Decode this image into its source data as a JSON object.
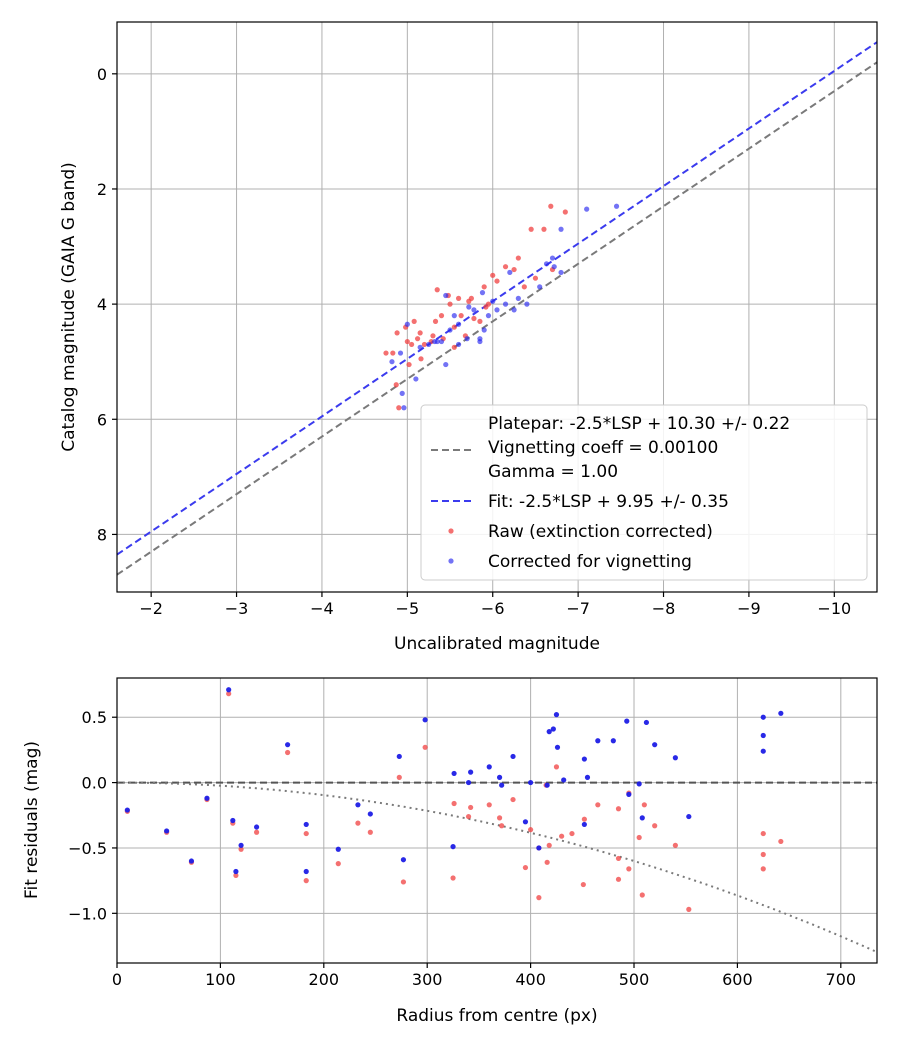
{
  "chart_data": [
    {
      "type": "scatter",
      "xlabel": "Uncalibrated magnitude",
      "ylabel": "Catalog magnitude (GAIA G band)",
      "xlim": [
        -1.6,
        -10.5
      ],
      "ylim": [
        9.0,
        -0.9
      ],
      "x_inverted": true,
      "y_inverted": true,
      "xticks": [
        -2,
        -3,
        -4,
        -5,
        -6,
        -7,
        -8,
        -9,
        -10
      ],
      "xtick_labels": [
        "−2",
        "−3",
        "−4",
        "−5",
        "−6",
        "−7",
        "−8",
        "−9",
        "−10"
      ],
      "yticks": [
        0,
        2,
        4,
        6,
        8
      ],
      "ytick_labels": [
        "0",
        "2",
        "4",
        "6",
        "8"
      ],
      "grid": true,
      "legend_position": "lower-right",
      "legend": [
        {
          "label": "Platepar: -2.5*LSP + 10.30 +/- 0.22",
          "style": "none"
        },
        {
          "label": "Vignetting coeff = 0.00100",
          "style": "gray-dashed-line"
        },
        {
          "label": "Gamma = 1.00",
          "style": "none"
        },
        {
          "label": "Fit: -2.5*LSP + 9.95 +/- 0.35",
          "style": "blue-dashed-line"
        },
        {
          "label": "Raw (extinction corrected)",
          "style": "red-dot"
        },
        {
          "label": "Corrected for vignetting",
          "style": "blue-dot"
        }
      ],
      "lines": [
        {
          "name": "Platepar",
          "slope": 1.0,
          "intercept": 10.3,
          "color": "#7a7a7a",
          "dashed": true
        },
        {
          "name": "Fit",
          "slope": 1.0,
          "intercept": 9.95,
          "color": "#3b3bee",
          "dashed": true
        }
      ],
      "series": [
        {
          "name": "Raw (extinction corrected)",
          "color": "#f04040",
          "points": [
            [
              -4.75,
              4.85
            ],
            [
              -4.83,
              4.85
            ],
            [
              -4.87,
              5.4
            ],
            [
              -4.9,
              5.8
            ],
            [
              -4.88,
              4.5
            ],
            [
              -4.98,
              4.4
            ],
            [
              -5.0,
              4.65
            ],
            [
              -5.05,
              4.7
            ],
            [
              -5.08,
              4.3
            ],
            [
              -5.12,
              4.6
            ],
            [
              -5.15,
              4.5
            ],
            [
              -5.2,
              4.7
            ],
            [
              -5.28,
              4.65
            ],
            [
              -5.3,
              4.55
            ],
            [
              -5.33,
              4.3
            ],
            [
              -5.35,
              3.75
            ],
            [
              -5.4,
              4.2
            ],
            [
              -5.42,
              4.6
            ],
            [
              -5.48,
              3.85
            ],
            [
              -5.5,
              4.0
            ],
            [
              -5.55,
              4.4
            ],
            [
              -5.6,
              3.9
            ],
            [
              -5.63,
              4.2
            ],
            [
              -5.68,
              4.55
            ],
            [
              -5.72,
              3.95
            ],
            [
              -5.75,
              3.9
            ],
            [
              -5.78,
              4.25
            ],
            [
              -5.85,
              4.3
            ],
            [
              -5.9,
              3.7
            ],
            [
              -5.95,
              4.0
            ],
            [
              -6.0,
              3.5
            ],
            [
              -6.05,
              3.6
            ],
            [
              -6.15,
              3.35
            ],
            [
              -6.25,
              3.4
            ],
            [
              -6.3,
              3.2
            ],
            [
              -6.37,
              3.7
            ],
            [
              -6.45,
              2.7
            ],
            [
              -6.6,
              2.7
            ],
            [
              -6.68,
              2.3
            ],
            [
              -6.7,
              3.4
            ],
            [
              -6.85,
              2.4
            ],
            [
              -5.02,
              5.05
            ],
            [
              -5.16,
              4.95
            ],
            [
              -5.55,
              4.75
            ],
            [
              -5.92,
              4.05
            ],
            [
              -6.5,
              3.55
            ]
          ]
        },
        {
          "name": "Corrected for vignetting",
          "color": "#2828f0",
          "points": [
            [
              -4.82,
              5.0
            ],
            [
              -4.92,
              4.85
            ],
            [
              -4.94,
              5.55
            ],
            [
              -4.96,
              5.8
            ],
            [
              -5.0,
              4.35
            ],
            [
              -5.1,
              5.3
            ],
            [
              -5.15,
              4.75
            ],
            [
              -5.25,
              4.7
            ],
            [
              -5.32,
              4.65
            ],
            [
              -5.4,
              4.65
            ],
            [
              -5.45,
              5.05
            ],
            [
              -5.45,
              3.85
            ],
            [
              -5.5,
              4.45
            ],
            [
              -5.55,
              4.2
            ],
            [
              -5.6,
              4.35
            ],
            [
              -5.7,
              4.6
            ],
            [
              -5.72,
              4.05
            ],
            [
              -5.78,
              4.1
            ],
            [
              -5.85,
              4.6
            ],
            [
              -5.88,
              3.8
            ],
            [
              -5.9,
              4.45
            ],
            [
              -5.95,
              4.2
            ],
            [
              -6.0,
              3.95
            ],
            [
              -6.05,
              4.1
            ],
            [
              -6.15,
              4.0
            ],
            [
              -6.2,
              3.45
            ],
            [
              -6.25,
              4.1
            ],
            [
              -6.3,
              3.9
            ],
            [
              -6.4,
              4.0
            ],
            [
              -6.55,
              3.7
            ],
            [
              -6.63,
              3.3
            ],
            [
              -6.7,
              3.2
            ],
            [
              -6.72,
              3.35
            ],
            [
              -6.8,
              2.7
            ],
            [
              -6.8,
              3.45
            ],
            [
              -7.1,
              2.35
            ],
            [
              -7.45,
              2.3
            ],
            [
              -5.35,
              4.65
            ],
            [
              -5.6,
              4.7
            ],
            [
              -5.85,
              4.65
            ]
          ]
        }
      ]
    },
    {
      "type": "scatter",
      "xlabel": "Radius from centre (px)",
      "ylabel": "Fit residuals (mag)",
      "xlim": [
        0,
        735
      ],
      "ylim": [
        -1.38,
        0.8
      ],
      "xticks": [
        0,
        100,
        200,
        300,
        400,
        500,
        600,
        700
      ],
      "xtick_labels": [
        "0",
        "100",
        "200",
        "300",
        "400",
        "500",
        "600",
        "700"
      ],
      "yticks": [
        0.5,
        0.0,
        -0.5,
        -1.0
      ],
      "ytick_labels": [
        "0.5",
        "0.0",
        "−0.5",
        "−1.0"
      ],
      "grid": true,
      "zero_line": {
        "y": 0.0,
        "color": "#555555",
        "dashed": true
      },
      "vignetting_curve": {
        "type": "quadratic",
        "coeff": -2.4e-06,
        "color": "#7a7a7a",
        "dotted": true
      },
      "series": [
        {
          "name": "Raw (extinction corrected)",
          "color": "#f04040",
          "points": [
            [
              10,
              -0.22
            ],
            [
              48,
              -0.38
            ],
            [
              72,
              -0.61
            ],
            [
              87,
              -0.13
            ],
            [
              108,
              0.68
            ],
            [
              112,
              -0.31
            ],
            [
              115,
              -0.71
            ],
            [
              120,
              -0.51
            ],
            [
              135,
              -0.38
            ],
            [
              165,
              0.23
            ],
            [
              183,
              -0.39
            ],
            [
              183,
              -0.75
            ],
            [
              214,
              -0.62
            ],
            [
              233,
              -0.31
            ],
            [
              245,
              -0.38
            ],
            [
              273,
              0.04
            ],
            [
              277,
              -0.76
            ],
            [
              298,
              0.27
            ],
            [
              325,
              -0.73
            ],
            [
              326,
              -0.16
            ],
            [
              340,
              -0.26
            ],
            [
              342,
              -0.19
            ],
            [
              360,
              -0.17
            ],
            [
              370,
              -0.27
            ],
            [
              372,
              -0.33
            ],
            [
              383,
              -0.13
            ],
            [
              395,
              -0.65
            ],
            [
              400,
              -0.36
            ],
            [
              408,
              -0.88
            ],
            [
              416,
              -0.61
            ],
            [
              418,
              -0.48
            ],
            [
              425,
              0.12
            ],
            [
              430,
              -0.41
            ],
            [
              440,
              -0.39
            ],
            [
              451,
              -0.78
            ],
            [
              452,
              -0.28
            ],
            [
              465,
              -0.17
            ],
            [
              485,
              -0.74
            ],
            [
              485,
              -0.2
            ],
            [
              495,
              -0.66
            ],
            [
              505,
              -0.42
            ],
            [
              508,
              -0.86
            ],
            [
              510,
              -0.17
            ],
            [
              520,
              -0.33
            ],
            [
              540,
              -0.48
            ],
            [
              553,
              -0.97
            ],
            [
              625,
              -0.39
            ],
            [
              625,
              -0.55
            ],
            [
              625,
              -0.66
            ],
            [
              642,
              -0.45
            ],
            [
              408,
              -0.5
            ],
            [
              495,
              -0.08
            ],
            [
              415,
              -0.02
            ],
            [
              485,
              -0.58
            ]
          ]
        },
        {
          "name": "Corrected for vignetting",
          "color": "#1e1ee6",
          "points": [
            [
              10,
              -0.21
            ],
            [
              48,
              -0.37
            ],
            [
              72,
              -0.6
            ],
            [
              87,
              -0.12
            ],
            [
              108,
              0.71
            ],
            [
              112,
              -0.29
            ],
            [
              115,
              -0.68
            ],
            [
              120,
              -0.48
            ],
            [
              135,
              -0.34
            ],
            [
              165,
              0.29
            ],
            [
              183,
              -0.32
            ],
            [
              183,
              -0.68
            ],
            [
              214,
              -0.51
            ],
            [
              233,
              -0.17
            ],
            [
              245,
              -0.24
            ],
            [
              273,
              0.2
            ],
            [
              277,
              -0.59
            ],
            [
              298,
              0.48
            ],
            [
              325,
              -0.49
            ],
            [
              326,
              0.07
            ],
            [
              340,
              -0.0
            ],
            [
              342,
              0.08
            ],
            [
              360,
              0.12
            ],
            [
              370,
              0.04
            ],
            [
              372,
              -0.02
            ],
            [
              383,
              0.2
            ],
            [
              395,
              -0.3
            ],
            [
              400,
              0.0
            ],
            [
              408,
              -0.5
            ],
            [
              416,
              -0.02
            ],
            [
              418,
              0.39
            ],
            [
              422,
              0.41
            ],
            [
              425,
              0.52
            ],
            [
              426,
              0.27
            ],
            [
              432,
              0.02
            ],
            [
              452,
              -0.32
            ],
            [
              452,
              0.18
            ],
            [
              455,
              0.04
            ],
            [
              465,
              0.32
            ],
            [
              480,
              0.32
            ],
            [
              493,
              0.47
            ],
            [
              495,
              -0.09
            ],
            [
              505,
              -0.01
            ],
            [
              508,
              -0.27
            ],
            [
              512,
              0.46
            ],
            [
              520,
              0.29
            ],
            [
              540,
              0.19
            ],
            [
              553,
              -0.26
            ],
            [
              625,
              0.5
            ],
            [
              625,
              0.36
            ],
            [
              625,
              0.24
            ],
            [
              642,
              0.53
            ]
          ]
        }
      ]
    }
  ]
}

----------------

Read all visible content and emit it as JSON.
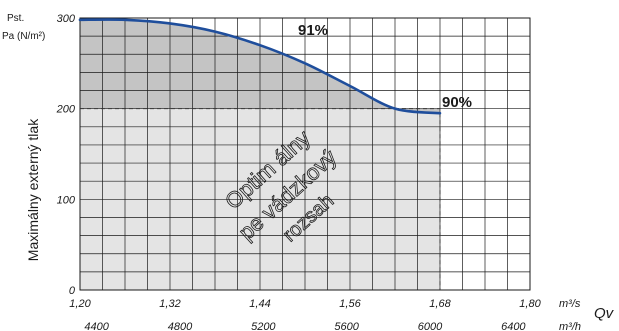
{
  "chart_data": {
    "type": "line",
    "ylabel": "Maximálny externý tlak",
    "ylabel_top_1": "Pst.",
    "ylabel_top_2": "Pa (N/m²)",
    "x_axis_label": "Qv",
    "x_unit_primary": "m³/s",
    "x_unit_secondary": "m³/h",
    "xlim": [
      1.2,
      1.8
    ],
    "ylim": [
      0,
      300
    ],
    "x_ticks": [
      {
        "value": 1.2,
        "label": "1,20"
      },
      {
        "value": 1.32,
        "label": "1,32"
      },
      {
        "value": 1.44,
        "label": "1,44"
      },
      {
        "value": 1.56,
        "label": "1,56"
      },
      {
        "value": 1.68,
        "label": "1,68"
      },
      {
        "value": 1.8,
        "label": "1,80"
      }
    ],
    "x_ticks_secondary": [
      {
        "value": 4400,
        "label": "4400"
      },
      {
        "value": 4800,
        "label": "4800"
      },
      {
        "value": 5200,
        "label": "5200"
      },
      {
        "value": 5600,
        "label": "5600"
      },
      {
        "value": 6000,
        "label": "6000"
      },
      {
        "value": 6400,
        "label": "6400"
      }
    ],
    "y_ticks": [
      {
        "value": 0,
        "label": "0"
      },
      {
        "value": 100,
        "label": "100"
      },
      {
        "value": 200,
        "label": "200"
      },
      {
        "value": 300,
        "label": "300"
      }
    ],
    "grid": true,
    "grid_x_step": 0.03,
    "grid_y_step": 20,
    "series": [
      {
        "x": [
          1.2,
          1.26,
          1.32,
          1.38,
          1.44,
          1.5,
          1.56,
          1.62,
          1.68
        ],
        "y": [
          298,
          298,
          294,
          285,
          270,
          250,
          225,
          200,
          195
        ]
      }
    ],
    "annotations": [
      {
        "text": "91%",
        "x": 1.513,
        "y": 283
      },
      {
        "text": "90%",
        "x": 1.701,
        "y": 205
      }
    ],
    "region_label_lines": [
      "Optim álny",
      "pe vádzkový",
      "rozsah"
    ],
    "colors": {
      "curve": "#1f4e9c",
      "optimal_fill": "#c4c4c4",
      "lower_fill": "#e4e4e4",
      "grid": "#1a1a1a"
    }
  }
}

----------------

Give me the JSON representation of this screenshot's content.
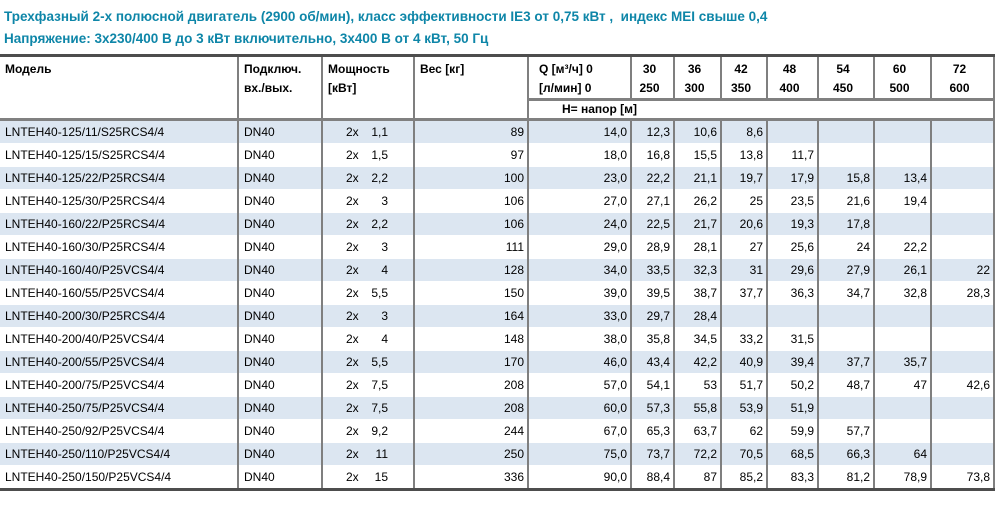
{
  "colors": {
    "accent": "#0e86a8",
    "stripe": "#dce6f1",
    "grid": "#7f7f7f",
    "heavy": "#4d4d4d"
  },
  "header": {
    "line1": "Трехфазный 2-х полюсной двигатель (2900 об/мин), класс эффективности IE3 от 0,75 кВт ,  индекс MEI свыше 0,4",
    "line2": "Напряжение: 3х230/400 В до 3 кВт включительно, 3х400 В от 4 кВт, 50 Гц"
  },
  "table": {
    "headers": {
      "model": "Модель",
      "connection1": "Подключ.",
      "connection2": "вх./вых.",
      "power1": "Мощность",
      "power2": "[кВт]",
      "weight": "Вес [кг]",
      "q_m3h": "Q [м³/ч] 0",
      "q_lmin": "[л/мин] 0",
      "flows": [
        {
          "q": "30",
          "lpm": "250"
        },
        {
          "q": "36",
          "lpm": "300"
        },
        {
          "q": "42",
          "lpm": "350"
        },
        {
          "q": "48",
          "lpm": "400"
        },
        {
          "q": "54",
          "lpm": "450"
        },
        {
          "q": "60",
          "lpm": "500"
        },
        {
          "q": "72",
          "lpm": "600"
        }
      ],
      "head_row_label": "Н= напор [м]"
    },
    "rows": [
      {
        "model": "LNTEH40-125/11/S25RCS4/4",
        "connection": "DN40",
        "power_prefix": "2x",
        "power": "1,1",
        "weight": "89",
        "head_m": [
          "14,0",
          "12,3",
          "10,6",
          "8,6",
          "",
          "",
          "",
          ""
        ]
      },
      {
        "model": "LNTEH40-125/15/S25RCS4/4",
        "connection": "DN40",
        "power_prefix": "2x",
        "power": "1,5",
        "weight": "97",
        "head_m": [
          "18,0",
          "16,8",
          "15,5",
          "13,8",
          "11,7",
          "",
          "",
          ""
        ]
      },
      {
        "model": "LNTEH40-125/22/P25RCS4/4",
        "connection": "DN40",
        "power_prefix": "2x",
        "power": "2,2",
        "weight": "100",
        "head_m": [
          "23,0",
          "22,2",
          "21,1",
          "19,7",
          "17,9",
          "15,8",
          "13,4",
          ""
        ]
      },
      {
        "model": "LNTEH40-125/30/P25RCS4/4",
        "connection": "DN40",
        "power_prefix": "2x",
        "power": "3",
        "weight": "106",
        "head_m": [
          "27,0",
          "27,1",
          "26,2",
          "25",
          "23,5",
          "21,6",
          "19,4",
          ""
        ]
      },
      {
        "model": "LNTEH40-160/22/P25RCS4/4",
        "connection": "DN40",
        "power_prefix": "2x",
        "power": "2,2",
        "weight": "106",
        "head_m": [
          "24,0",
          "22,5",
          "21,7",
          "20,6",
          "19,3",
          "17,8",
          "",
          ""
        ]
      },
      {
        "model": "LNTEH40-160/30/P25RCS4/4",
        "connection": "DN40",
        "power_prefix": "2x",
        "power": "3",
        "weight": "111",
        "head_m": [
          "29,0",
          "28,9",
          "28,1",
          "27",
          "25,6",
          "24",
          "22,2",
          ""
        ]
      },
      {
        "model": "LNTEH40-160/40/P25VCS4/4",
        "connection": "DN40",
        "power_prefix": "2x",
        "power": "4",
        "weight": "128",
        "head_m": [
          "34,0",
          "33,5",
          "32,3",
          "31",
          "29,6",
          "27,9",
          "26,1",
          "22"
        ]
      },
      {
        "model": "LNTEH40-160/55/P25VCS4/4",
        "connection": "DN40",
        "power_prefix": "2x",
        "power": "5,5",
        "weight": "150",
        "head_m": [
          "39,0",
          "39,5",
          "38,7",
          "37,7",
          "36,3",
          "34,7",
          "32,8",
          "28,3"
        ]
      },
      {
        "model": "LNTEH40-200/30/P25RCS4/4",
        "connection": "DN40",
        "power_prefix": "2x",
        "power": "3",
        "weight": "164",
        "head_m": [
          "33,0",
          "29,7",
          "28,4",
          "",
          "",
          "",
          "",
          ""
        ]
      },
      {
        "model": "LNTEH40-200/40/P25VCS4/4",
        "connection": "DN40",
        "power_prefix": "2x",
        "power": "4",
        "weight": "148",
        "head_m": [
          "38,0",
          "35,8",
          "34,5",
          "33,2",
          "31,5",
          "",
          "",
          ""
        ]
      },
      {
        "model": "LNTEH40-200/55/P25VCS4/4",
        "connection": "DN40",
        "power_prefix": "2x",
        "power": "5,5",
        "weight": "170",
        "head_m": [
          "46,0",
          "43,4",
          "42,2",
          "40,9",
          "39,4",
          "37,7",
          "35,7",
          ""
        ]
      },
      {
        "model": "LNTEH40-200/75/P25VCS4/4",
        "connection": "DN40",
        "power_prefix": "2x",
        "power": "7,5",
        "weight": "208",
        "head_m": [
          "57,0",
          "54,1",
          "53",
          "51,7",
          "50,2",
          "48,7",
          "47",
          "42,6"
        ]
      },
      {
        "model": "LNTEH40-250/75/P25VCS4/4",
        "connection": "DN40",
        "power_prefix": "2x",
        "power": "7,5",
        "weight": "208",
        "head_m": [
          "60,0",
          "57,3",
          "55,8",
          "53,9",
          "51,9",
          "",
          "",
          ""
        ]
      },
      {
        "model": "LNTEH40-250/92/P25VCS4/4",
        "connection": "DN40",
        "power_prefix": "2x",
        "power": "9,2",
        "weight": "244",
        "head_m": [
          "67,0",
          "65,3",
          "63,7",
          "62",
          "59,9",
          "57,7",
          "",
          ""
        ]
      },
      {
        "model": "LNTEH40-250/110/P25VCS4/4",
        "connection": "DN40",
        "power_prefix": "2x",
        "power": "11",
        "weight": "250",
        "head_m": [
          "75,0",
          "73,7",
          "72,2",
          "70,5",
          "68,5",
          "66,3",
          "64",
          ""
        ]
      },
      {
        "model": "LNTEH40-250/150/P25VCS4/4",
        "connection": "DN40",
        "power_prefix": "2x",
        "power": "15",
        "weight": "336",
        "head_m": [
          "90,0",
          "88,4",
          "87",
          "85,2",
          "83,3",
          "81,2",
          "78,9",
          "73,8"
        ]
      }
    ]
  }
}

----------------

> [Task brief]: The answer is one number: how many lines of the material above contain "blue".

> [Exercise result]: 2